• SELECTED TEXT:

“It is very clear in my home state of Washington, and across the country, that medical innovation is at a critical moment right now. Researchers and physicians are looking at prevention and treatment in a whole new way. And medical advances have changed the way we tackle devastating diseases like cancer, cystic fibrosis, and many others.

“At the same time, the life sciences are helping to drive economic growth and job creation. I have seen this firsthand in Washington state.

“According to the Washington State Department of Commerce, the life sciences sector directly employs 34,000 individuals and indirectly employs another 57,000. And it is only continuing to grow.

“So thinking about ways we can continue to advance medical innovation is both good for families’ health and good for our economy. The HELP committee has a strong tradition of bipartisan success in this area.

“In 2012, for example, we added accelerated approval, to allow the FDA to approve new drugs faster for serious conditions and unmet medical needs. 

“We also added a ‘breakthrough’ designation for promising new drugs, so that researchers can find out earlier whether these treatments are effective.

[Document layout detection data]
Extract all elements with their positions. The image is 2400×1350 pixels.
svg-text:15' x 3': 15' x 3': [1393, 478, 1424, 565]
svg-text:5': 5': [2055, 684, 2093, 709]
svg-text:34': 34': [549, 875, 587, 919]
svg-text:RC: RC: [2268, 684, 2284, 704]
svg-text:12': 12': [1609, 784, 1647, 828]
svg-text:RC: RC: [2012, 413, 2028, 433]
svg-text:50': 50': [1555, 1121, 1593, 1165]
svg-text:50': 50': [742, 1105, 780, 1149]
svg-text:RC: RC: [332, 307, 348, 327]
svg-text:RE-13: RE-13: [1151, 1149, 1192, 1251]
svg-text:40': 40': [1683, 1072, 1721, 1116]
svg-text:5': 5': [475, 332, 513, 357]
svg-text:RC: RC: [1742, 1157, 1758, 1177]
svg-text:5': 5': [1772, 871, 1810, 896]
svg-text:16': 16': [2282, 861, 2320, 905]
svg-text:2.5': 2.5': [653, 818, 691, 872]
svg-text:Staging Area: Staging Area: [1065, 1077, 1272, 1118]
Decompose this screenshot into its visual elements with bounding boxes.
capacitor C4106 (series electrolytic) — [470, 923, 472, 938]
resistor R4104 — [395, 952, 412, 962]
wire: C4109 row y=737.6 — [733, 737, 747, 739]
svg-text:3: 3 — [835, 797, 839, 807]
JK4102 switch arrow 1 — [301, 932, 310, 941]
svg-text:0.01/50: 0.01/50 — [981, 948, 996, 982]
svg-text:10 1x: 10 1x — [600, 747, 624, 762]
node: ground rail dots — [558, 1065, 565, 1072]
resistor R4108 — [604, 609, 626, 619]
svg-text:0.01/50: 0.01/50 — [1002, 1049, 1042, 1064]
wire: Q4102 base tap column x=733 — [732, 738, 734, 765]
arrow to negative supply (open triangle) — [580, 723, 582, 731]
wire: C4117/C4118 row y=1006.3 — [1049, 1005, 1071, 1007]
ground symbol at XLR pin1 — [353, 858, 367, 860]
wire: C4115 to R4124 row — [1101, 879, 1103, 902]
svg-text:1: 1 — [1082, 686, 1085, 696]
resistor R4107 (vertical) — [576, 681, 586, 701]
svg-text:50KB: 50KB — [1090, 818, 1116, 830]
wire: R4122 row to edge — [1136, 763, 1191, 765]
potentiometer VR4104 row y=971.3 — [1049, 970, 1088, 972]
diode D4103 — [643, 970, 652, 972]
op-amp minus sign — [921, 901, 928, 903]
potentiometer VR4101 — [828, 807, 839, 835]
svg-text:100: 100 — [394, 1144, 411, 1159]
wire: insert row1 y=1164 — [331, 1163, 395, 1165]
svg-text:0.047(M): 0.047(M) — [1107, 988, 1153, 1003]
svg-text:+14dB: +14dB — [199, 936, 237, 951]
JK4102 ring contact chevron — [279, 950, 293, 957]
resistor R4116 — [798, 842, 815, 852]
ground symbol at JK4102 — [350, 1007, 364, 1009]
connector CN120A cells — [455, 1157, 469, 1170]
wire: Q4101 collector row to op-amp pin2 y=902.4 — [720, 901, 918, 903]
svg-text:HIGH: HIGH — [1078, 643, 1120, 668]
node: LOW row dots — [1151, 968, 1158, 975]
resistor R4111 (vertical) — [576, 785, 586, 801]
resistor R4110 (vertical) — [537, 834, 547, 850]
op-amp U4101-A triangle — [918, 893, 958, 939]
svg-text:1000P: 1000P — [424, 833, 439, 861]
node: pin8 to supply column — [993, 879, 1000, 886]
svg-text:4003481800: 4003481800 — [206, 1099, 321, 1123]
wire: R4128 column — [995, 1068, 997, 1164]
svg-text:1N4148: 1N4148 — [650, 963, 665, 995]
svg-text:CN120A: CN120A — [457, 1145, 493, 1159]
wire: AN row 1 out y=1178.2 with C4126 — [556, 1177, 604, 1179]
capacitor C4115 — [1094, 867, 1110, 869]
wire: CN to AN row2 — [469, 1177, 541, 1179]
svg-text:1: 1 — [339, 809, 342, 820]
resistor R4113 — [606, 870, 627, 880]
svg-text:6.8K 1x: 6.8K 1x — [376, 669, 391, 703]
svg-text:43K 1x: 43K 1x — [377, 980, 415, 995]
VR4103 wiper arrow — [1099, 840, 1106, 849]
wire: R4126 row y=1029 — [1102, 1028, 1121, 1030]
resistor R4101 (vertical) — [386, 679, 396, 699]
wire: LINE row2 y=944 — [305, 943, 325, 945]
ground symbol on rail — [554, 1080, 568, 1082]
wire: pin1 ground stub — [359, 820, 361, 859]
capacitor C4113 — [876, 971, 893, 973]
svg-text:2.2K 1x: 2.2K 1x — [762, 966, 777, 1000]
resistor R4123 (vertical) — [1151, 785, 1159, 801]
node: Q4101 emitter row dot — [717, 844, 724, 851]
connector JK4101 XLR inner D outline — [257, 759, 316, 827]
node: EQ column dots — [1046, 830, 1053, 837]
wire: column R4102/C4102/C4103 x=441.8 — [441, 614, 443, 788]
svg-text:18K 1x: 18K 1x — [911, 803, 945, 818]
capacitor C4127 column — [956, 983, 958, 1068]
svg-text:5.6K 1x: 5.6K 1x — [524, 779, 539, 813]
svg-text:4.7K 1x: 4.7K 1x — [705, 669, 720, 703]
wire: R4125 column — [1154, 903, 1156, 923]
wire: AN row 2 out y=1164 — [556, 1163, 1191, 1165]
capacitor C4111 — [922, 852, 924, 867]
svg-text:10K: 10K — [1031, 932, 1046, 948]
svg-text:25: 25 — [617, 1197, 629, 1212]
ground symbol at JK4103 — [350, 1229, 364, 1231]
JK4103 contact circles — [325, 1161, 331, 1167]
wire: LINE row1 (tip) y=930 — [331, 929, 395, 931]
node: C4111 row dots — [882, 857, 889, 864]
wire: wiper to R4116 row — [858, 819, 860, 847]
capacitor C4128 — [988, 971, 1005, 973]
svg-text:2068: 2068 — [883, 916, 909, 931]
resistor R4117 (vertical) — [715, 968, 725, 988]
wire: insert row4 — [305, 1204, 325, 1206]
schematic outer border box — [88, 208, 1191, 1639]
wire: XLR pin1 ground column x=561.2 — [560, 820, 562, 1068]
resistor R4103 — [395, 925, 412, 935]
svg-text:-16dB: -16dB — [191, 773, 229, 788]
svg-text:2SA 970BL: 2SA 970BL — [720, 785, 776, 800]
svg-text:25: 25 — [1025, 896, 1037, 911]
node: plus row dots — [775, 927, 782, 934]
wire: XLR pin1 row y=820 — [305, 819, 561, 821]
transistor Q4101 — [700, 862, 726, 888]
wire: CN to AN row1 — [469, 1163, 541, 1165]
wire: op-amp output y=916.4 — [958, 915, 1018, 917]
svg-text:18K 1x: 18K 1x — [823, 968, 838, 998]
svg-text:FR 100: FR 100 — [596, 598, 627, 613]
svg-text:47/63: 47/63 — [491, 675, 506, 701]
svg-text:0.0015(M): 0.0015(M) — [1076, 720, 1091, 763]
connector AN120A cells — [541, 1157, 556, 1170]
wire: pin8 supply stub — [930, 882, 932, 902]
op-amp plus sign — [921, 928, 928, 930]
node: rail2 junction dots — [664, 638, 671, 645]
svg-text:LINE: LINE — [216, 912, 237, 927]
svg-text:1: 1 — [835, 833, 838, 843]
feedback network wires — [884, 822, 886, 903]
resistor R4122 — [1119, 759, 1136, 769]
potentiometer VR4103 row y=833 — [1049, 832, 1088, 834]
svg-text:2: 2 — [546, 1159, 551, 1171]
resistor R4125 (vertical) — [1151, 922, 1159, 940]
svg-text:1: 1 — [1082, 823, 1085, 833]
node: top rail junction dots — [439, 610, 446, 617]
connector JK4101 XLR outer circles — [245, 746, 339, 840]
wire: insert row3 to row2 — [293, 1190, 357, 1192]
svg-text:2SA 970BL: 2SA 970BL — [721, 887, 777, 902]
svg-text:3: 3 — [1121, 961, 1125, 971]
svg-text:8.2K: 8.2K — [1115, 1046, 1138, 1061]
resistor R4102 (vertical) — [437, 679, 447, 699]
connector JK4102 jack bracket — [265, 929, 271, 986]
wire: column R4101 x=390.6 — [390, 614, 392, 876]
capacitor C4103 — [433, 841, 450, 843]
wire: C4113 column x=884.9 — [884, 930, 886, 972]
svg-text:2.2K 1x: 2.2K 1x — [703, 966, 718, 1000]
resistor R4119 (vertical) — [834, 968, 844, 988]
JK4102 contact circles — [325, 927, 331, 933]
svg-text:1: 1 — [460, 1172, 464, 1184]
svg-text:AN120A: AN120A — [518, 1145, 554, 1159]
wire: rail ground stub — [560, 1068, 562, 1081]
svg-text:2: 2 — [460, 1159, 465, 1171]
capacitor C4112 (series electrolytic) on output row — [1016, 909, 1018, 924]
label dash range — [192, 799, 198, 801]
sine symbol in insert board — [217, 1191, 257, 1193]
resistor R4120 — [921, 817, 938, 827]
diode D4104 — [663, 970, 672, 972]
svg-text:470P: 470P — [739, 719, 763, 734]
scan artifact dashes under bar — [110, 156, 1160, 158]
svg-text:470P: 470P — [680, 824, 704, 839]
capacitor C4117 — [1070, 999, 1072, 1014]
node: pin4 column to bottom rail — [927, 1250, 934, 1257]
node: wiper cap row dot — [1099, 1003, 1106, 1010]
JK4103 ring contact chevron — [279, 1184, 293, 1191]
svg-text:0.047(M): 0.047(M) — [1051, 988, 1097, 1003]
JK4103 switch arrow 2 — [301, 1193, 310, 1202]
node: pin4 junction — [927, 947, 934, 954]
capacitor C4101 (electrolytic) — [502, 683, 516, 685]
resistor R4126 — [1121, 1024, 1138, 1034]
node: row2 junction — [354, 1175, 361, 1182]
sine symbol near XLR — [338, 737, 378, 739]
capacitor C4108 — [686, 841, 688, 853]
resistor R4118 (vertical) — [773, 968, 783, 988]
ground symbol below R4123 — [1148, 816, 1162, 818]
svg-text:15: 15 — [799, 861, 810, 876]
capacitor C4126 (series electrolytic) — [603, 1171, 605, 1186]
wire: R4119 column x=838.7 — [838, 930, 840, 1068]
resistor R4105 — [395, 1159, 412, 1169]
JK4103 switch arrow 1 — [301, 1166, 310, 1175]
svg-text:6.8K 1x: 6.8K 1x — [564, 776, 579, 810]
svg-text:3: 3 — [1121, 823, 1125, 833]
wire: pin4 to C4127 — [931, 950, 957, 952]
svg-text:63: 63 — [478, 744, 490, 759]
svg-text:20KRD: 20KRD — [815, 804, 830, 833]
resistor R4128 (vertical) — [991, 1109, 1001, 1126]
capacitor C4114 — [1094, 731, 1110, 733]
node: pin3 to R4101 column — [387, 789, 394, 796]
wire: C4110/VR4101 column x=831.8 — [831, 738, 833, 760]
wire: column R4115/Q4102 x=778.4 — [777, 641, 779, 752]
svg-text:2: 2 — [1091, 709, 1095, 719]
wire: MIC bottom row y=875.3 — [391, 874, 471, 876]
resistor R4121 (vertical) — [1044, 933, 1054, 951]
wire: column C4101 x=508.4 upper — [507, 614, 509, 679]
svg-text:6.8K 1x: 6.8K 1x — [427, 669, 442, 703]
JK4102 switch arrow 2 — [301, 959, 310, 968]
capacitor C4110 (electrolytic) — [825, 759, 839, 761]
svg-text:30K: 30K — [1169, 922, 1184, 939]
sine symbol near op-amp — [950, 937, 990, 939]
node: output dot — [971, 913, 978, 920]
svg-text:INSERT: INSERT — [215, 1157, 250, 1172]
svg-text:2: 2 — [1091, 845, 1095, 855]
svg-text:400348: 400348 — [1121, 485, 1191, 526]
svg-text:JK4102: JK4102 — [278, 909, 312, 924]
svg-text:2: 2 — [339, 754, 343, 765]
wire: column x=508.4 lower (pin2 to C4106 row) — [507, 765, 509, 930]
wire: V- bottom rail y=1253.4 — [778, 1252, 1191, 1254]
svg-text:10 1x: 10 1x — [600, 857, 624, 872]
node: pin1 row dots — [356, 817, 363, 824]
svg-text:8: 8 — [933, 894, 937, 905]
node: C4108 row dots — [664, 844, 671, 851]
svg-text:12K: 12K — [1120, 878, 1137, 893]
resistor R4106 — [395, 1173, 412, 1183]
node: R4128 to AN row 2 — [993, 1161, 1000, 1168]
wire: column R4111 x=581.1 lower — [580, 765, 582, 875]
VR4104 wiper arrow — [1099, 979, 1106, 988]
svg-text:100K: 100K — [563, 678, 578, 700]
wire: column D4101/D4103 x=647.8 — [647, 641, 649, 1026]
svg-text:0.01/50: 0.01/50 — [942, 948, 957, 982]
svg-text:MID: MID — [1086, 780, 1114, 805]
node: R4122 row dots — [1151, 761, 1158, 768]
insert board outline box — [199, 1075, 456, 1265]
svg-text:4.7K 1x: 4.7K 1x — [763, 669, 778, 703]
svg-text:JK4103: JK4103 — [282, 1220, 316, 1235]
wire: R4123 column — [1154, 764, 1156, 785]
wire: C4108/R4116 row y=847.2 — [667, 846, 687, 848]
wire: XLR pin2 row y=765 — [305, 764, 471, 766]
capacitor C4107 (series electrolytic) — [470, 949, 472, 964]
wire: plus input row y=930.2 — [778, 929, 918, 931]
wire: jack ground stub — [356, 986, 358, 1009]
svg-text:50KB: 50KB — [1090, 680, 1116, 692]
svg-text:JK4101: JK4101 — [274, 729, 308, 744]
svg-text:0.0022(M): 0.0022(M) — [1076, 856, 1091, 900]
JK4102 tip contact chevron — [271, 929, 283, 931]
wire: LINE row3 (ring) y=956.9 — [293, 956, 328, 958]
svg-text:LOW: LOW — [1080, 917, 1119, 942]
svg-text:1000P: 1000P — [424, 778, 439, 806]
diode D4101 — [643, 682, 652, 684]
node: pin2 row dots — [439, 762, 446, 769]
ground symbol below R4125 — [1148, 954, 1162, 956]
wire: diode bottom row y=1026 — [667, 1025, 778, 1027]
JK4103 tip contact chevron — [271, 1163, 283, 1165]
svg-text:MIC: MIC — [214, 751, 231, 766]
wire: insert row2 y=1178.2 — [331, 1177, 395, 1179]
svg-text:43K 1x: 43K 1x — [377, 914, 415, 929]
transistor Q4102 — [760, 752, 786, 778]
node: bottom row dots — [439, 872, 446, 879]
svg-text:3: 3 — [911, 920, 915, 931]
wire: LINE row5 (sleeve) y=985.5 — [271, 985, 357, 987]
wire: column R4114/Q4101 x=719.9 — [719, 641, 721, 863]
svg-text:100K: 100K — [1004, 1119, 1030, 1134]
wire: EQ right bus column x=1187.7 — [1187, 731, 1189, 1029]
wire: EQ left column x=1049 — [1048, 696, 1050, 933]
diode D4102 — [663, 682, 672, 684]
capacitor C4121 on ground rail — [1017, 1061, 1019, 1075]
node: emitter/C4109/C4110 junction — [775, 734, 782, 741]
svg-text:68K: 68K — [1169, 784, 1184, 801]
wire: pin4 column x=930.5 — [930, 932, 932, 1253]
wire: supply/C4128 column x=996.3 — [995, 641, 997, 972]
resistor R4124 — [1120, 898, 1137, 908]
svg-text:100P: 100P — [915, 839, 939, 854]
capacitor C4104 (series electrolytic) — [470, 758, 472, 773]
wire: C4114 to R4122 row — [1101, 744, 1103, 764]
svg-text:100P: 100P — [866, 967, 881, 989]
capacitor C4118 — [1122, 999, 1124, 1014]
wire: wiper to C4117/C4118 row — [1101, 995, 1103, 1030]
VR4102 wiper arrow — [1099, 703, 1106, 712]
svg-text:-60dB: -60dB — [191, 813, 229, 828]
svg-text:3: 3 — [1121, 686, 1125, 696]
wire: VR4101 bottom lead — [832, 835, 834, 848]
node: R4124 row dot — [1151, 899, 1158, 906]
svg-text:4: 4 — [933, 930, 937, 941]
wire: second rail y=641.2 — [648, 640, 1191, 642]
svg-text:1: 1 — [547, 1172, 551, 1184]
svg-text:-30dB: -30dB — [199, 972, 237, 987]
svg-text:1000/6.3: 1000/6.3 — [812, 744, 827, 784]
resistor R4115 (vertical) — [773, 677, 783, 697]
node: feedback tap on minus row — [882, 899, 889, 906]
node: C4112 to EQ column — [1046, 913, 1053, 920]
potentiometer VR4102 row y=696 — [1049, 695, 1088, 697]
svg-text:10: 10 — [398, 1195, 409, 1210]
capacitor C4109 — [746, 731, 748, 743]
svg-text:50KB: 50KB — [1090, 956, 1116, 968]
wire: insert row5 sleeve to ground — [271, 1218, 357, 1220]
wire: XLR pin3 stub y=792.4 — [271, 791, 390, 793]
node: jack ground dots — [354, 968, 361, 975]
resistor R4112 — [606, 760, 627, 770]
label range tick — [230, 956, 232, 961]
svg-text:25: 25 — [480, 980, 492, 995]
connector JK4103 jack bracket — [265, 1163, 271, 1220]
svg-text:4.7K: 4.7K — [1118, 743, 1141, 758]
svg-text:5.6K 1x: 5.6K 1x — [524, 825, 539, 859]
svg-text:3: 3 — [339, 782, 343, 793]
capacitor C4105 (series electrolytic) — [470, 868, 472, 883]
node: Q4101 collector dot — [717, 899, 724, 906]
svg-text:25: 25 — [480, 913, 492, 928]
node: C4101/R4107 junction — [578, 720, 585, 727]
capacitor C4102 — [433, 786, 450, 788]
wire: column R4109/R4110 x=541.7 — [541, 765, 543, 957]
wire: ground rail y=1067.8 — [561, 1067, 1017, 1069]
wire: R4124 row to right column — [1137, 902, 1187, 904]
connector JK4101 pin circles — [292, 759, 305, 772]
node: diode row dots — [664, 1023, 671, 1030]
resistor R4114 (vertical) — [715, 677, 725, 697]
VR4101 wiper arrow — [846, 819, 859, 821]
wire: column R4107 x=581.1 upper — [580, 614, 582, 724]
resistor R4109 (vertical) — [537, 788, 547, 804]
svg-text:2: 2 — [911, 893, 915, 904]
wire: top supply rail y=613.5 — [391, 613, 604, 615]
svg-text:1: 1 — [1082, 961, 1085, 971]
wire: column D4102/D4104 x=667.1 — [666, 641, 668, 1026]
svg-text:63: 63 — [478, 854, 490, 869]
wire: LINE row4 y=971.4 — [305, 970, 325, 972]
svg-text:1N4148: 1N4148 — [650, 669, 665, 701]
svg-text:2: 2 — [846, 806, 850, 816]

• REQUIREMENT A:
Answer these questions on the remarks on medical innovation:
(i) According to the Washington State Department of Commerce, how many people does the life sciences sector directly employ?
(ii) In what year was accelerated approval added?
(iii) What designation was added for promising new drugs?
• REQUIREMENT B:
Write the next part of the remarks on medical innovation, starting after their last sentence.
The rows are separate material, apart from the remarks on medical innovation.

• RESULT A:
(i) 34,000
(ii) 2012
(iii) A "breakthrough" designation

• RESULT B:
“These bipartisan successes have made a real difference for patients and families.  And while we learned from Commissioner Hamburg just two weeks ago that FDA’s drug approval times are the fastest in the world, we must continue look for new efficiencies. 

“Now—we all know that Congress can’t legislate new cures into existence.  If we could, we would.   But what we can and must do is give our nation’s biomedical community the right tools to innovate for patients, now and for generations to come.

“That means making sure that NIH is well supported, as Director Collins urged us two weeks ago.   This also means making sure that the doctors and scientists at the FDA have all the tools and resources they need, so that they can be engaged early in the development of new products, and can help innovators get new safe and effective treatments to patients as soon as possible.

“We also need to expand our use of medical data. We have a wealth of medical information that, when shared in a timely and secure way, will help us make sure the right treatments are reaching the right patients, and, help us better understand different groups’ unique health needs, including women.

“It is important we look at the entire spectrum of medical innovation, from basic research, through development and approval, and into the post-market setting.

“While we of course want to get patients treatments as quickly as possible, speed cannot come at the expense of safety. ‘New’ doesn’t always mean better. And as the Institute of Medicine warned us in 2006, a regulatory culture too focused on speed can seriously damage public confidence in product safety.

“So we need to ensure we are both encouraging innovation and upholding the highest standards of patient and consumer protection.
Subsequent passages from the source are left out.